# [The request]
Set down the data below without change, skipping the pictures it holds.

# [Source material]
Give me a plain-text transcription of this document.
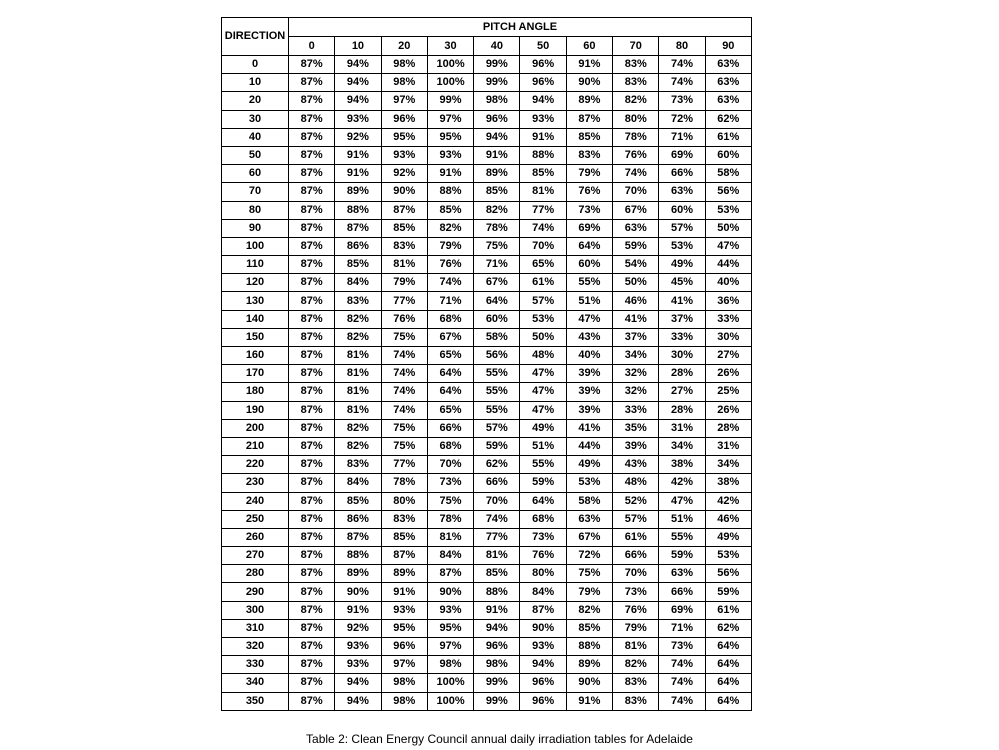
DIRECTION	PITCH ANGLE									
	0	10	20	30	40	50	60	70	80	90
0	87%	94%	98%	100%	99%	96%	91%	83%	74%	63%
10	87%	94%	98%	100%	99%	96%	90%	83%	74%	63%
20	87%	94%	97%	99%	98%	94%	89%	82%	73%	63%
30	87%	93%	96%	97%	96%	93%	87%	80%	72%	62%
40	87%	92%	95%	95%	94%	91%	85%	78%	71%	61%
50	87%	91%	93%	93%	91%	88%	83%	76%	69%	60%
60	87%	91%	92%	91%	89%	85%	79%	74%	66%	58%
70	87%	89%	90%	88%	85%	81%	76%	70%	63%	56%
80	87%	88%	87%	85%	82%	77%	73%	67%	60%	53%
90	87%	87%	85%	82%	78%	74%	69%	63%	57%	50%
100	87%	86%	83%	79%	75%	70%	64%	59%	53%	47%
110	87%	85%	81%	76%	71%	65%	60%	54%	49%	44%
120	87%	84%	79%	74%	67%	61%	55%	50%	45%	40%
130	87%	83%	77%	71%	64%	57%	51%	46%	41%	36%
140	87%	82%	76%	68%	60%	53%	47%	41%	37%	33%
150	87%	82%	75%	67%	58%	50%	43%	37%	33%	30%
160	87%	81%	74%	65%	56%	48%	40%	34%	30%	27%
170	87%	81%	74%	64%	55%	47%	39%	32%	28%	26%
180	87%	81%	74%	64%	55%	47%	39%	32%	27%	25%
190	87%	81%	74%	65%	55%	47%	39%	33%	28%	26%
200	87%	82%	75%	66%	57%	49%	41%	35%	31%	28%
210	87%	82%	75%	68%	59%	51%	44%	39%	34%	31%
220	87%	83%	77%	70%	62%	55%	49%	43%	38%	34%
230	87%	84%	78%	73%	66%	59%	53%	48%	42%	38%
240	87%	85%	80%	75%	70%	64%	58%	52%	47%	42%
250	87%	86%	83%	78%	74%	68%	63%	57%	51%	46%
260	87%	87%	85%	81%	77%	73%	67%	61%	55%	49%
270	87%	88%	87%	84%	81%	76%	72%	66%	59%	53%
280	87%	89%	89%	87%	85%	80%	75%	70%	63%	56%
290	87%	90%	91%	90%	88%	84%	79%	73%	66%	59%
300	87%	91%	93%	93%	91%	87%	82%	76%	69%	61%
310	87%	92%	95%	95%	94%	90%	85%	79%	71%	62%
320	87%	93%	96%	97%	96%	93%	88%	81%	73%	64%
330	87%	93%	97%	98%	98%	94%	89%	82%	74%	64%
340	87%	94%	98%	100%	99%	96%	90%	83%	74%	64%
350	87%	94%	98%	100%	99%	96%	91%	83%	74%	64%
Table 2: Clean Energy Council annual daily irradiation tables for Adelaide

# [Output of the task]
Give me a plain-text transcription of this document.
DIRECTION	PITCH ANGLE									
	0	10	20	30	40	50	60	70	80	90
0	87%	94%	98%	100%	99%	96%	91%	83%	74%	63%
10	87%	94%	98%	100%	99%	96%	90%	83%	74%	63%
20	87%	94%	97%	99%	98%	94%	89%	82%	73%	63%
30	87%	93%	96%	97%	96%	93%	87%	80%	72%	62%
40	87%	92%	95%	95%	94%	91%	85%	78%	71%	61%
50	87%	91%	93%	93%	91%	88%	83%	76%	69%	60%
60	87%	91%	92%	91%	89%	85%	79%	74%	66%	58%
70	87%	89%	90%	88%	85%	81%	76%	70%	63%	56%
80	87%	88%	87%	85%	82%	77%	73%	67%	60%	53%
90	87%	87%	85%	82%	78%	74%	69%	63%	57%	50%
100	87%	86%	83%	79%	75%	70%	64%	59%	53%	47%
110	87%	85%	81%	76%	71%	65%	60%	54%	49%	44%
120	87%	84%	79%	74%	67%	61%	55%	50%	45%	40%
130	87%	83%	77%	71%	64%	57%	51%	46%	41%	36%
140	87%	82%	76%	68%	60%	53%	47%	41%	37%	33%
150	87%	82%	75%	67%	58%	50%	43%	37%	33%	30%
160	87%	81%	74%	65%	56%	48%	40%	34%	30%	27%
170	87%	81%	74%	64%	55%	47%	39%	32%	28%	26%
180	87%	81%	74%	64%	55%	47%	39%	32%	27%	25%
190	87%	81%	74%	65%	55%	47%	39%	33%	28%	26%
200	87%	82%	75%	66%	57%	49%	41%	35%	31%	28%
210	87%	82%	75%	68%	59%	51%	44%	39%	34%	31%
220	87%	83%	77%	70%	62%	55%	49%	43%	38%	34%
230	87%	84%	78%	73%	66%	59%	53%	48%	42%	38%
240	87%	85%	80%	75%	70%	64%	58%	52%	47%	42%
250	87%	86%	83%	78%	74%	68%	63%	57%	51%	46%
260	87%	87%	85%	81%	77%	73%	67%	61%	55%	49%
270	87%	88%	87%	84%	81%	76%	72%	66%	59%	53%
280	87%	89%	89%	87%	85%	80%	75%	70%	63%	56%
290	87%	90%	91%	90%	88%	84%	79%	73%	66%	59%
300	87%	91%	93%	93%	91%	87%	82%	76%	69%	61%
310	87%	92%	95%	95%	94%	90%	85%	79%	71%	62%
320	87%	93%	96%	97%	96%	93%	88%	81%	73%	64%
330	87%	93%	97%	98%	98%	94%	89%	82%	74%	64%
340	87%	94%	98%	100%	99%	96%	90%	83%	74%	64%
350	87%	94%	98%	100%	99%	96%	91%	83%	74%	64%
Table 2: Clean Energy Council annual daily irradiation tables for Adelaide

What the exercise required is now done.